GIVEN PROBLEM: Extract all lines in the data that contain the word "design".

Stored items:
________________________________________

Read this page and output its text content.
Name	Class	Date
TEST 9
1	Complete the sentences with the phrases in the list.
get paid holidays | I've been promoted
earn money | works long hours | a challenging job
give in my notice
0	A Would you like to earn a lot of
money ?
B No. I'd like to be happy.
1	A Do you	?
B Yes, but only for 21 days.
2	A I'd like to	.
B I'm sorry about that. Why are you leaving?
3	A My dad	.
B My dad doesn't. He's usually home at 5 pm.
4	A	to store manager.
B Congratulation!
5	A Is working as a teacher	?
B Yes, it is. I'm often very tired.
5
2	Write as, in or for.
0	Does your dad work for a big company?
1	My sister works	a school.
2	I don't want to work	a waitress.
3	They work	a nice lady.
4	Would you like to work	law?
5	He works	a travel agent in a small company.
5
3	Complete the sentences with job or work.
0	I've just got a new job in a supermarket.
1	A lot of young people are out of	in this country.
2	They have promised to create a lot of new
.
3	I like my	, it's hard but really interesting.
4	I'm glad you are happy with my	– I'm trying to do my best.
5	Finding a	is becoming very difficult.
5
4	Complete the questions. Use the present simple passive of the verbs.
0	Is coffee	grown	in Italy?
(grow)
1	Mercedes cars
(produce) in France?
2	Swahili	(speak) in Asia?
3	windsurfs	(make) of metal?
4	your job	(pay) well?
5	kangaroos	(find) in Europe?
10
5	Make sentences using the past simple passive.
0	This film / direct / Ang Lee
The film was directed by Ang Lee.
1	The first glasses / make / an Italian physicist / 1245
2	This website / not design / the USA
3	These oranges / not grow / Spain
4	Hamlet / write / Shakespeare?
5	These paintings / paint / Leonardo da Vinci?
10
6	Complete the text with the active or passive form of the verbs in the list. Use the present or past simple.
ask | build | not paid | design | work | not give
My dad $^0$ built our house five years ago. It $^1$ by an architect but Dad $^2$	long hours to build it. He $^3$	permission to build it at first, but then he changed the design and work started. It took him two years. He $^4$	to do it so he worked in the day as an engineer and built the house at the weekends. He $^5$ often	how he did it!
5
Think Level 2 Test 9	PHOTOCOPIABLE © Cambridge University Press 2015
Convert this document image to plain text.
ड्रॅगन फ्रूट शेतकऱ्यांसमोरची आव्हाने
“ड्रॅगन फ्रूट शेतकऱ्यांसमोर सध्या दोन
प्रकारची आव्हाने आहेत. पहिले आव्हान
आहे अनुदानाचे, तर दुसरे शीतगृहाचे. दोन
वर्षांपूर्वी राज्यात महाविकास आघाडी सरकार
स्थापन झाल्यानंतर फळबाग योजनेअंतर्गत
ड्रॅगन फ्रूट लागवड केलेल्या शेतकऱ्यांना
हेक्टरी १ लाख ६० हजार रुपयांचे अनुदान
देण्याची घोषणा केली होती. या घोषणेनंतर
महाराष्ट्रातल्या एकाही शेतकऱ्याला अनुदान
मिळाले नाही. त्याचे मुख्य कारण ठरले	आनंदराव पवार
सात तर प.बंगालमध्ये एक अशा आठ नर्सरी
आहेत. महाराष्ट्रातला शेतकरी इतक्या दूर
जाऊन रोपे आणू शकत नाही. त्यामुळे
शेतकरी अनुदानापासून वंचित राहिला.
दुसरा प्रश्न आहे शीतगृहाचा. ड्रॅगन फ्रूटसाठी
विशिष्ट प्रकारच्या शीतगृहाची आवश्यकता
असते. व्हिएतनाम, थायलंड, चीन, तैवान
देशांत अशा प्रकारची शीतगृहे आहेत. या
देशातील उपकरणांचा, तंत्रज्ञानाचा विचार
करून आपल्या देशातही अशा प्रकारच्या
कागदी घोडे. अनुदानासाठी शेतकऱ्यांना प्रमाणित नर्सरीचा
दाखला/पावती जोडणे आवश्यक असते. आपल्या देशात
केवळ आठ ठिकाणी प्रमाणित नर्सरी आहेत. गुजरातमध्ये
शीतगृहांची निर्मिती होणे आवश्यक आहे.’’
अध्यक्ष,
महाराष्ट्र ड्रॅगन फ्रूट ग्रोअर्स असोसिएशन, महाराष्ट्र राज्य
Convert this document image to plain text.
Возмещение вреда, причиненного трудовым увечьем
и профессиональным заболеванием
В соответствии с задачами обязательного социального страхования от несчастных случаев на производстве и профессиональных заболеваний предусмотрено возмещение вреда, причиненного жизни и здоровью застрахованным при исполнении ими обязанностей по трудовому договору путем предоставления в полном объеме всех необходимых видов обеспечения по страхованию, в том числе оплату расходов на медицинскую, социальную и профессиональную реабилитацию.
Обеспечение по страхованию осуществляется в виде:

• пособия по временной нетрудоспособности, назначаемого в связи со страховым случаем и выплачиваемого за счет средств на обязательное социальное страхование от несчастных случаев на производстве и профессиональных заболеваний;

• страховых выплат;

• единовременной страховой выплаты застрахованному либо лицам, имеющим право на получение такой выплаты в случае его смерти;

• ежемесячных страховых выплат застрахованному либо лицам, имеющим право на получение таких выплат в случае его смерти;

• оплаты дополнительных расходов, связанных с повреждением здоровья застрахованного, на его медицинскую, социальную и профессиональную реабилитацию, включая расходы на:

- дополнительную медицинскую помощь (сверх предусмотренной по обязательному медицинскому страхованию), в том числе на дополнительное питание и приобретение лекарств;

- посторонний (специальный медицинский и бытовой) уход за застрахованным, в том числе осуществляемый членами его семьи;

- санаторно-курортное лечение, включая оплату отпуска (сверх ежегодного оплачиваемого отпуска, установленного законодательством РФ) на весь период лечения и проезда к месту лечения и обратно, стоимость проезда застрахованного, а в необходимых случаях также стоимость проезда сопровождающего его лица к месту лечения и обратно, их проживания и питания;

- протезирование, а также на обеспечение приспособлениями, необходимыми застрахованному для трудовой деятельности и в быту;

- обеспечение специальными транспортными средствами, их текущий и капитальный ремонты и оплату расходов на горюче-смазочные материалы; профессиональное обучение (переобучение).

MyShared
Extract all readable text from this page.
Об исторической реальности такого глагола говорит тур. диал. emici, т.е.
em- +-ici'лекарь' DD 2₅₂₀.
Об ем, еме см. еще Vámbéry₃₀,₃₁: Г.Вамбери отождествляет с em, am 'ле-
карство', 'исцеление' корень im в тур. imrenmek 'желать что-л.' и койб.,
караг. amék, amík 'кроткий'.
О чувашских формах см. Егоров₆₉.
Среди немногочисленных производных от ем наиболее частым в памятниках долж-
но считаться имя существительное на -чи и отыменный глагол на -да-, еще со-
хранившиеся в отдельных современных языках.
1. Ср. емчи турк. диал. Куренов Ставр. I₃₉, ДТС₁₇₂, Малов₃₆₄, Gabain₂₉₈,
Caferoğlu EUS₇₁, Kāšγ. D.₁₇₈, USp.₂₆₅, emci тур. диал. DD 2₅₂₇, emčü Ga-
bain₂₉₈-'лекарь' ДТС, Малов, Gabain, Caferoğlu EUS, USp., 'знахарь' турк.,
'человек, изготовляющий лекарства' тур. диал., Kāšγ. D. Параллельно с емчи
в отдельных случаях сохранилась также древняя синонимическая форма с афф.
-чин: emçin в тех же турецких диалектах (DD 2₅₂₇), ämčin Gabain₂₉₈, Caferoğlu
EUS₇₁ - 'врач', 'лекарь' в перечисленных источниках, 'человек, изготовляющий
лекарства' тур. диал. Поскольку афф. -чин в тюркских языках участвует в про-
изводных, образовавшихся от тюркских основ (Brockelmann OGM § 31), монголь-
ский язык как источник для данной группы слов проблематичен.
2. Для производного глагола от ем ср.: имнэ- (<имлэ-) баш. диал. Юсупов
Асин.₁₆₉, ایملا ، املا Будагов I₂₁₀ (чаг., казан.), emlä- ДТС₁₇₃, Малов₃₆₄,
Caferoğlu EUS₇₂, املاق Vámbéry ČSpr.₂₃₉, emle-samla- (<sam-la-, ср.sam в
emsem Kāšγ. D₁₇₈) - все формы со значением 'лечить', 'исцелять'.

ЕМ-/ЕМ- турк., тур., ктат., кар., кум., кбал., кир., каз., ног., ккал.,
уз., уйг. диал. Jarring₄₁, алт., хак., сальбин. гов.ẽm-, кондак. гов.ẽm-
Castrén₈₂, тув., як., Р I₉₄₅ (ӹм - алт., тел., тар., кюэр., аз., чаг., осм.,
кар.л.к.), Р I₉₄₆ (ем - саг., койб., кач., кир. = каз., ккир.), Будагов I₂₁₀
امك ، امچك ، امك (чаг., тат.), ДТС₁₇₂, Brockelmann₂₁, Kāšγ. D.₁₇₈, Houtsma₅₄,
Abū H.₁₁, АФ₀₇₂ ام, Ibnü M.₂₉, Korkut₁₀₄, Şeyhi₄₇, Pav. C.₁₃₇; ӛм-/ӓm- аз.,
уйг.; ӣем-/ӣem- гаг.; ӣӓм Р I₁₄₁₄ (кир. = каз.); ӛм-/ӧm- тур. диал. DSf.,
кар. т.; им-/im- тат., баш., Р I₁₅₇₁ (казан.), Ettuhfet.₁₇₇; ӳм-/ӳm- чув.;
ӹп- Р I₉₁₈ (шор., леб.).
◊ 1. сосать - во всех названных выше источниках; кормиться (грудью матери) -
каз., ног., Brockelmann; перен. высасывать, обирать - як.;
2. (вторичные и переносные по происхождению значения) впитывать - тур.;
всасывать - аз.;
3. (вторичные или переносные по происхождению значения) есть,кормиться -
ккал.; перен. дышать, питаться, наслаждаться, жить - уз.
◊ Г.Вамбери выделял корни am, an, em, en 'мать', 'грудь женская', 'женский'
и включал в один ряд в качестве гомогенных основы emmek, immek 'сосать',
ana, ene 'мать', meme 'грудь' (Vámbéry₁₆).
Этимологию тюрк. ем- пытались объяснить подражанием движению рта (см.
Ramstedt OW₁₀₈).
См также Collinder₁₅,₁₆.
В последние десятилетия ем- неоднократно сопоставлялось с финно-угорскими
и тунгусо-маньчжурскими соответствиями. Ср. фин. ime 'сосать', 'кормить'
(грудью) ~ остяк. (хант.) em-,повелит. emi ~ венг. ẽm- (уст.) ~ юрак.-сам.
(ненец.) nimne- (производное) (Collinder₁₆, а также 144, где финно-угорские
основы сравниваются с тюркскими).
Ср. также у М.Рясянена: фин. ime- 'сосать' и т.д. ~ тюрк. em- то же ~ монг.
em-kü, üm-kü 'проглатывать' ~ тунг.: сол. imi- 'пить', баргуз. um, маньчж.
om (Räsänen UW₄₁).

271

________________________________________

SOLUTION:
2	This website / not design / the USA
ask | build | not paid | design | work | not give
My dad $^0$ built our house five years ago. It $^1$ by an architect but Dad $^2$	long hours to build it. He $^3$	permission to build it at first, but then he changed the design and work started. It took him two years. He $^4$	to do it so he worked in the day as an engineer and built the house at the weekends. He $^5$ often	how he did it!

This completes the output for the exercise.